▶ [GIVEN TASK] Set down the material once more, exactly as it appears.

(Records from a data collection)
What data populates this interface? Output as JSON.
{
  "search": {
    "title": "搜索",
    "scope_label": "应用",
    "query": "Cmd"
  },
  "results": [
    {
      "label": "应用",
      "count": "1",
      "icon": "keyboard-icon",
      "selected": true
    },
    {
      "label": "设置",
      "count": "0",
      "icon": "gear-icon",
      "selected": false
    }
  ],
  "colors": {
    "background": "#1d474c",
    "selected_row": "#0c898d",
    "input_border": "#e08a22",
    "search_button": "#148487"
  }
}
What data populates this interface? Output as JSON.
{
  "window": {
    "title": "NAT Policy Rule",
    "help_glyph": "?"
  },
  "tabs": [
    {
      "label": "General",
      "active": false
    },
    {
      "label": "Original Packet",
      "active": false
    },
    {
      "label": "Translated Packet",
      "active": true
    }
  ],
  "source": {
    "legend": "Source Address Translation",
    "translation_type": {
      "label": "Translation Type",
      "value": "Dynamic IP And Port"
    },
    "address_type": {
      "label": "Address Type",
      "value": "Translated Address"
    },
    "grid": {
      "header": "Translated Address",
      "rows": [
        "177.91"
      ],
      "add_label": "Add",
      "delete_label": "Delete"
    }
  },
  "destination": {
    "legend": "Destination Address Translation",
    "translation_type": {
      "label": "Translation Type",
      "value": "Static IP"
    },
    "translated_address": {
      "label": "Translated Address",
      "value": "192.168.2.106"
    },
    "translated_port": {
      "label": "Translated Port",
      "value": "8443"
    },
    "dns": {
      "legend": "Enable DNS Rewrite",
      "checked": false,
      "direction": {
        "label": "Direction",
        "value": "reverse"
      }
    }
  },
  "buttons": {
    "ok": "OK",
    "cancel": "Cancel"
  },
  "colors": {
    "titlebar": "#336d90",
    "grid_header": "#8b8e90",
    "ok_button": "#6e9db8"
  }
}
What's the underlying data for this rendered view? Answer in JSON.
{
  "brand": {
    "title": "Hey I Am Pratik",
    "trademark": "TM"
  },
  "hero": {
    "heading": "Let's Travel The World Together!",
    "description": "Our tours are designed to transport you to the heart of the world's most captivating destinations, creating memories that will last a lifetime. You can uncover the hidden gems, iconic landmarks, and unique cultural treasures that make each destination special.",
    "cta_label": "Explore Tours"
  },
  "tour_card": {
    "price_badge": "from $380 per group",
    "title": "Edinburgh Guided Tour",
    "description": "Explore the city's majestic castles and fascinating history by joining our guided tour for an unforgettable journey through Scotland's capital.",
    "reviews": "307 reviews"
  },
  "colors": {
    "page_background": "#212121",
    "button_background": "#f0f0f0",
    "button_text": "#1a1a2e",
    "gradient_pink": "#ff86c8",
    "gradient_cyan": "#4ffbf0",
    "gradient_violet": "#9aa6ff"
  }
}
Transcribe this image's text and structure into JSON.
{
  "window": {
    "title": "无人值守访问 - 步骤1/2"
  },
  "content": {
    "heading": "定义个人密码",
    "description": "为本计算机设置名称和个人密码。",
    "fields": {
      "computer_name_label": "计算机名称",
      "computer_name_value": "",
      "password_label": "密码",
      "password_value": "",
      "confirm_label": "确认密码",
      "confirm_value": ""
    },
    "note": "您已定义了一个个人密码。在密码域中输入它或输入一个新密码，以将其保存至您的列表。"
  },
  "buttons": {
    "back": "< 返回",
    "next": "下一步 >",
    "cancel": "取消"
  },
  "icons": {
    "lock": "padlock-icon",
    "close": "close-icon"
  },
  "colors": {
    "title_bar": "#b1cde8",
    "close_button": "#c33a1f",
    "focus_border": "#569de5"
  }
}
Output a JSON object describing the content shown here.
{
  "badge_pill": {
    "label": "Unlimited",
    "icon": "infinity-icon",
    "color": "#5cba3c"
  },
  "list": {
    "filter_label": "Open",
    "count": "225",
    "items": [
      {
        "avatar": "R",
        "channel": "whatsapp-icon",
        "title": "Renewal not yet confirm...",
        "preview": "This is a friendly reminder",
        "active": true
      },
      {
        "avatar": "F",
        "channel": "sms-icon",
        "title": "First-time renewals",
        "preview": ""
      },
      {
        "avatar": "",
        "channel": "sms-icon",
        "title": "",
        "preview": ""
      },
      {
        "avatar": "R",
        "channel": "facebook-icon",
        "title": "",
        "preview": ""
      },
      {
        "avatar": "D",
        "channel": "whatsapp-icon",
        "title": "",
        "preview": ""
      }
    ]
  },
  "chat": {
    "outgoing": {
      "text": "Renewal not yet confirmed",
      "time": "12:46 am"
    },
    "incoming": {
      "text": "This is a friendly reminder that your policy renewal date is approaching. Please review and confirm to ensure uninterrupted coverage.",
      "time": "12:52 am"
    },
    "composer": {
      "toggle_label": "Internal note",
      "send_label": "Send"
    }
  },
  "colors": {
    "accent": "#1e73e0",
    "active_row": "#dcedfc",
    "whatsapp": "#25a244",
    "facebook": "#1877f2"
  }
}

▶ [SOLUTION BELOW]
What data populates this interface? Output as JSON.
{
  "search": {
    "title": "搜索",
    "scope_label": "应用",
    "query": "Cmd"
  },
  "results": [
    {
      "label": "应用",
      "count": "1",
      "icon": "keyboard-icon",
      "selected": true
    },
    {
      "label": "设置",
      "count": "0",
      "icon": "gear-icon",
      "selected": false
    }
  ],
  "colors": {
    "background": "#1d474c",
    "selected_row": "#0c898d",
    "input_border": "#e08a22",
    "search_button": "#148487"
  }
}
What data populates this interface? Output as JSON.
{
  "window": {
    "title": "NAT Policy Rule",
    "help_glyph": "?"
  },
  "tabs": [
    {
      "label": "General",
      "active": false
    },
    {
      "label": "Original Packet",
      "active": false
    },
    {
      "label": "Translated Packet",
      "active": true
    }
  ],
  "source": {
    "legend": "Source Address Translation",
    "translation_type": {
      "label": "Translation Type",
      "value": "Dynamic IP And Port"
    },
    "address_type": {
      "label": "Address Type",
      "value": "Translated Address"
    },
    "grid": {
      "header": "Translated Address",
      "rows": [
        "177.91"
      ],
      "add_label": "Add",
      "delete_label": "Delete"
    }
  },
  "destination": {
    "legend": "Destination Address Translation",
    "translation_type": {
      "label": "Translation Type",
      "value": "Static IP"
    },
    "translated_address": {
      "label": "Translated Address",
      "value": "192.168.2.106"
    },
    "translated_port": {
      "label": "Translated Port",
      "value": "8443"
    },
    "dns": {
      "legend": "Enable DNS Rewrite",
      "checked": false,
      "direction": {
        "label": "Direction",
        "value": "reverse"
      }
    }
  },
  "buttons": {
    "ok": "OK",
    "cancel": "Cancel"
  },
  "colors": {
    "titlebar": "#336d90",
    "grid_header": "#8b8e90",
    "ok_button": "#6e9db8"
  }
}
What's the underlying data for this rendered view? Answer in JSON.
{
  "brand": {
    "title": "Hey I Am Pratik",
    "trademark": "TM"
  },
  "hero": {
    "heading": "Let's Travel The World Together!",
    "description": "Our tours are designed to transport you to the heart of the world's most captivating destinations, creating memories that will last a lifetime. You can uncover the hidden gems, iconic landmarks, and unique cultural treasures that make each destination special.",
    "cta_label": "Explore Tours"
  },
  "tour_card": {
    "price_badge": "from $380 per group",
    "title": "Edinburgh Guided Tour",
    "description": "Explore the city's majestic castles and fascinating history by joining our guided tour for an unforgettable journey through Scotland's capital.",
    "reviews": "307 reviews"
  },
  "colors": {
    "page_background": "#212121",
    "button_background": "#f0f0f0",
    "button_text": "#1a1a2e",
    "gradient_pink": "#ff86c8",
    "gradient_cyan": "#4ffbf0",
    "gradient_violet": "#9aa6ff"
  }
}
Transcribe this image's text and structure into JSON.
{
  "window": {
    "title": "无人值守访问 - 步骤1/2"
  },
  "content": {
    "heading": "定义个人密码",
    "description": "为本计算机设置名称和个人密码。",
    "fields": {
      "computer_name_label": "计算机名称",
      "computer_name_value": "",
      "password_label": "密码",
      "password_value": "",
      "confirm_label": "确认密码",
      "confirm_value": ""
    },
    "note": "您已定义了一个个人密码。在密码域中输入它或输入一个新密码，以将其保存至您的列表。"
  },
  "buttons": {
    "back": "< 返回",
    "next": "下一步 >",
    "cancel": "取消"
  },
  "icons": {
    "lock": "padlock-icon",
    "close": "close-icon"
  },
  "colors": {
    "title_bar": "#b1cde8",
    "close_button": "#c33a1f",
    "focus_border": "#569de5"
  }
}
Output a JSON object describing the content shown here.
{
  "badge_pill": {
    "label": "Unlimited",
    "icon": "infinity-icon",
    "color": "#5cba3c"
  },
  "list": {
    "filter_label": "Open",
    "count": "225",
    "items": [
      {
        "avatar": "R",
        "channel": "whatsapp-icon",
        "title": "Renewal not yet confirm...",
        "preview": "This is a friendly reminder",
        "active": true
      },
      {
        "avatar": "F",
        "channel": "sms-icon",
        "title": "First-time renewals",
        "preview": ""
      },
      {
        "avatar": "",
        "channel": "sms-icon",
        "title": "",
        "preview": ""
      },
      {
        "avatar": "R",
        "channel": "facebook-icon",
        "title": "",
        "preview": ""
      },
      {
        "avatar": "D",
        "channel": "whatsapp-icon",
        "title": "",
        "preview": ""
      }
    ]
  },
  "chat": {
    "outgoing": {
      "text": "Renewal not yet confirmed",
      "time": "12:46 am"
    },
    "incoming": {
      "text": "This is a friendly reminder that your policy renewal date is approaching. Please review and confirm to ensure uninterrupted coverage.",
      "time": "12:52 am"
    },
    "composer": {
      "toggle_label": "Internal note",
      "send_label": "Send"
    }
  },
  "colors": {
    "accent": "#1e73e0",
    "active_row": "#dcedfc",
    "whatsapp": "#25a244",
    "facebook": "#1877f2"
  }
}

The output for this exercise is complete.